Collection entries
──────────────────────────────
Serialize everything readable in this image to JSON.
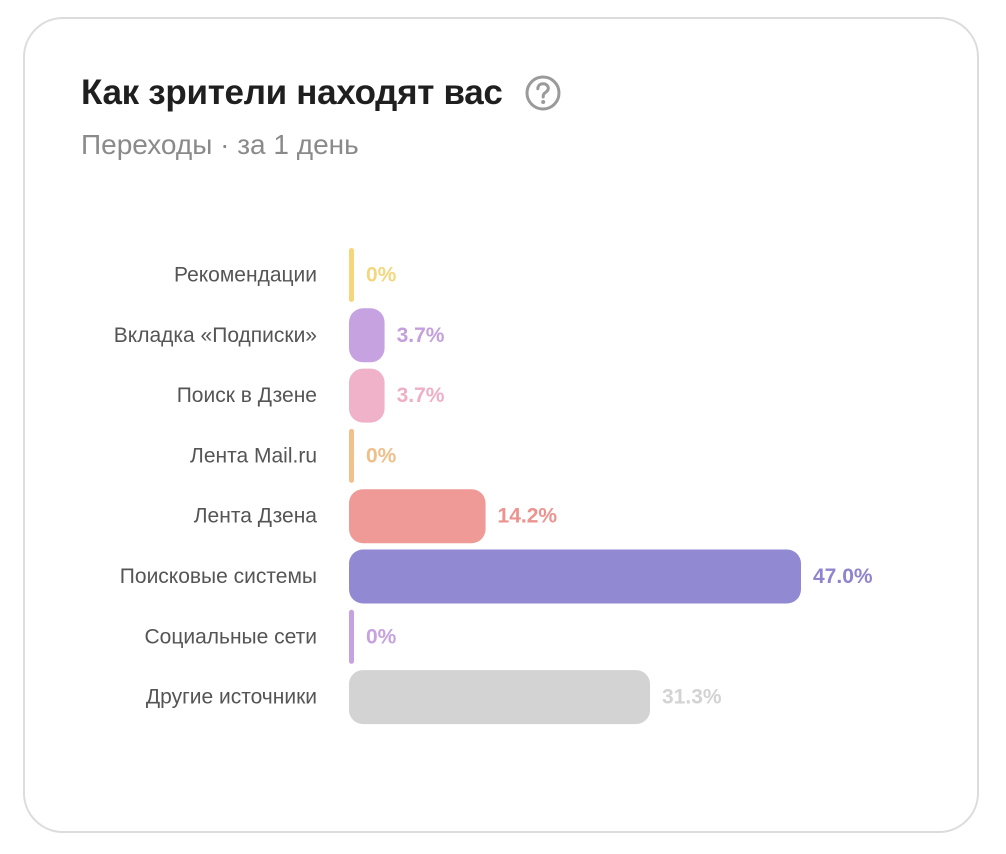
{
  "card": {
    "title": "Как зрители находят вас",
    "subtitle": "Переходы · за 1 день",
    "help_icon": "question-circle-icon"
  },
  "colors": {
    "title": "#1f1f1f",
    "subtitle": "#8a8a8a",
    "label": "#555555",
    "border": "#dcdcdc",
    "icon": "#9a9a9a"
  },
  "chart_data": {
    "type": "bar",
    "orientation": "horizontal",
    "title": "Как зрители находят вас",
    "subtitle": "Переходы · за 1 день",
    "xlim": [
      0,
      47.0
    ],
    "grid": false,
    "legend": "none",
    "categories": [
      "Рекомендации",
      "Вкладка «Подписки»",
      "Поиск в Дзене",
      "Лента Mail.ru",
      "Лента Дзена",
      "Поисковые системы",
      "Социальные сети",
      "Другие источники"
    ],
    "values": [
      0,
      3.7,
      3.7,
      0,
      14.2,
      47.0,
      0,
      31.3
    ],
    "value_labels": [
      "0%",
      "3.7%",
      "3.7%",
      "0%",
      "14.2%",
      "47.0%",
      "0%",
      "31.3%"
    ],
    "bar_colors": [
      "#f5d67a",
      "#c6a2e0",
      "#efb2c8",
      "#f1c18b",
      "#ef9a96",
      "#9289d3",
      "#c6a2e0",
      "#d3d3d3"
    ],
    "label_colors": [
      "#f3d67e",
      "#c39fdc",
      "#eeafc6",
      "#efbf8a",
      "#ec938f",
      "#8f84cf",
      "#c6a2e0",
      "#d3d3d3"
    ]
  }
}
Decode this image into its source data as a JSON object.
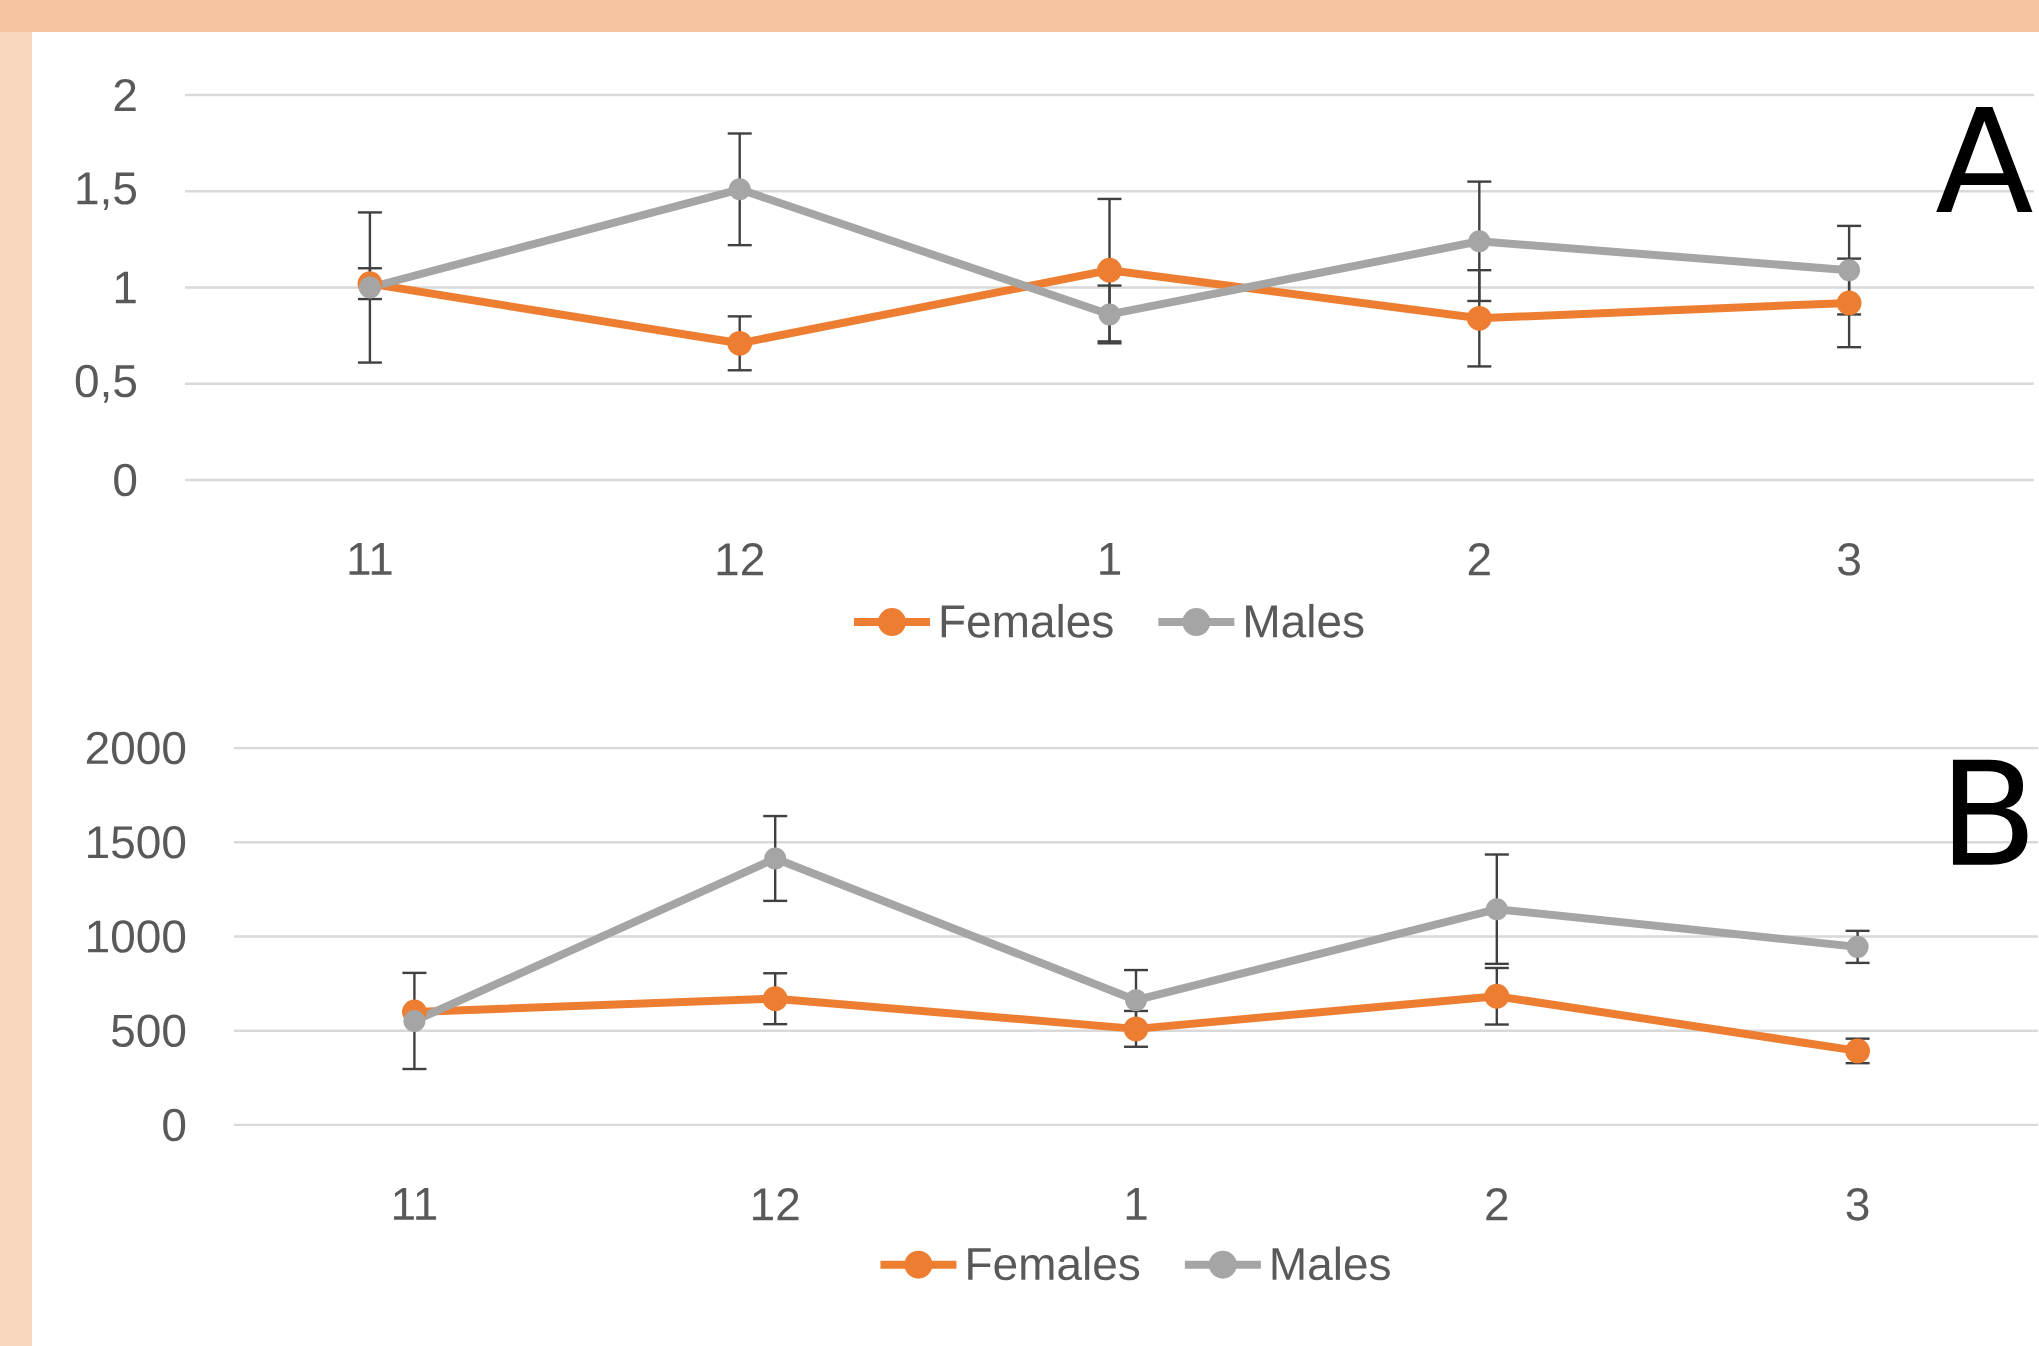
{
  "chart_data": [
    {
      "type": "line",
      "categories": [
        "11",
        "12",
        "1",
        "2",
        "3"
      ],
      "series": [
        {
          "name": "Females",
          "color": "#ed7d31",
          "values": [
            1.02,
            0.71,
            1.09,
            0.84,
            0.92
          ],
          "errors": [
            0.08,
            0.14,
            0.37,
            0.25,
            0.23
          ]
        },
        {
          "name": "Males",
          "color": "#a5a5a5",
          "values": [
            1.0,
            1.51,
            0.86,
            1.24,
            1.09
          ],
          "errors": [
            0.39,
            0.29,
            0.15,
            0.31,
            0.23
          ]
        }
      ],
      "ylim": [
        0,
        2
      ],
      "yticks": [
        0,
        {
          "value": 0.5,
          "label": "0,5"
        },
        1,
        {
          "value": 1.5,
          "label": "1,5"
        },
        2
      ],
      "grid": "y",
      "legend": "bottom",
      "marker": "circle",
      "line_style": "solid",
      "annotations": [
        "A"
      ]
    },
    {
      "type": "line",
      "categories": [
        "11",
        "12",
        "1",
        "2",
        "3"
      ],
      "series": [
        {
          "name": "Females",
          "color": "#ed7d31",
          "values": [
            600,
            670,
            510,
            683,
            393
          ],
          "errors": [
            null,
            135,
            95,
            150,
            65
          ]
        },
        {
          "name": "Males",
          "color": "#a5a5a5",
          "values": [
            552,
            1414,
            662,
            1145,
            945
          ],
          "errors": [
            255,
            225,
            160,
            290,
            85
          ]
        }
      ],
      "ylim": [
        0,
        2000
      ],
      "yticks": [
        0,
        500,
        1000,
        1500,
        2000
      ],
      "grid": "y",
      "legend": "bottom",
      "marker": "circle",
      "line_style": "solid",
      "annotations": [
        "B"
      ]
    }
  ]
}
──────────────────────────────
Aim of the task: Using the material above, set down every line exactly, but skip the pictures.

Written response:
Serialize everything readable in this image to JSON.
{
  "card": {
    "title": "Как зрители находят вас",
    "subtitle": "Переходы · за 1 день",
    "help_icon": "question-circle-icon"
  },
  "colors": {
    "title": "#1f1f1f",
    "subtitle": "#8a8a8a",
    "label": "#555555",
    "border": "#dcdcdc",
    "icon": "#9a9a9a"
  },
  "chart_data": {
    "type": "bar",
    "orientation": "horizontal",
    "title": "Как зрители находят вас",
    "subtitle": "Переходы · за 1 день",
    "xlim": [
      0,
      47.0
    ],
    "grid": false,
    "legend": "none",
    "categories": [
      "Рекомендации",
      "Вкладка «Подписки»",
      "Поиск в Дзене",
      "Лента Mail.ru",
      "Лента Дзена",
      "Поисковые системы",
      "Социальные сети",
      "Другие источники"
    ],
    "values": [
      0,
      3.7,
      3.7,
      0,
      14.2,
      47.0,
      0,
      31.3
    ],
    "value_labels": [
      "0%",
      "3.7%",
      "3.7%",
      "0%",
      "14.2%",
      "47.0%",
      "0%",
      "31.3%"
    ],
    "bar_colors": [
      "#f5d67a",
      "#c6a2e0",
      "#efb2c8",
      "#f1c18b",
      "#ef9a96",
      "#9289d3",
      "#c6a2e0",
      "#d3d3d3"
    ],
    "label_colors": [
      "#f3d67e",
      "#c39fdc",
      "#eeafc6",
      "#efbf8a",
      "#ec938f",
      "#8f84cf",
      "#c6a2e0",
      "#d3d3d3"
    ]
  }
}
Decode this image into its source data as a JSON object.
{
  "chart_data": [
    {
      "type": "line",
      "categories": [
        "11",
        "12",
        "1",
        "2",
        "3"
      ],
      "series": [
        {
          "name": "Females",
          "color": "#ed7d31",
          "values": [
            1.02,
            0.71,
            1.09,
            0.84,
            0.92
          ],
          "errors": [
            0.08,
            0.14,
            0.37,
            0.25,
            0.23
          ]
        },
        {
          "name": "Males",
          "color": "#a5a5a5",
          "values": [
            1.0,
            1.51,
            0.86,
            1.24,
            1.09
          ],
          "errors": [
            0.39,
            0.29,
            0.15,
            0.31,
            0.23
          ]
        }
      ],
      "ylim": [
        0,
        2
      ],
      "yticks": [
        0,
        {
          "value": 0.5,
          "label": "0,5"
        },
        1,
        {
          "value": 1.5,
          "label": "1,5"
        },
        2
      ],
      "grid": "y",
      "legend": "bottom",
      "marker": "circle",
      "line_style": "solid",
      "annotations": [
        "A"
      ]
    },
    {
      "type": "line",
      "categories": [
        "11",
        "12",
        "1",
        "2",
        "3"
      ],
      "series": [
        {
          "name": "Females",
          "color": "#ed7d31",
          "values": [
            600,
            670,
            510,
            683,
            393
          ],
          "errors": [
            null,
            135,
            95,
            150,
            65
          ]
        },
        {
          "name": "Males",
          "color": "#a5a5a5",
          "values": [
            552,
            1414,
            662,
            1145,
            945
          ],
          "errors": [
            255,
            225,
            160,
            290,
            85
          ]
        }
      ],
      "ylim": [
        0,
        2000
      ],
      "yticks": [
        0,
        500,
        1000,
        1500,
        2000
      ],
      "grid": "y",
      "legend": "bottom",
      "marker": "circle",
      "line_style": "solid",
      "annotations": [
        "B"
      ]
    }
  ]
}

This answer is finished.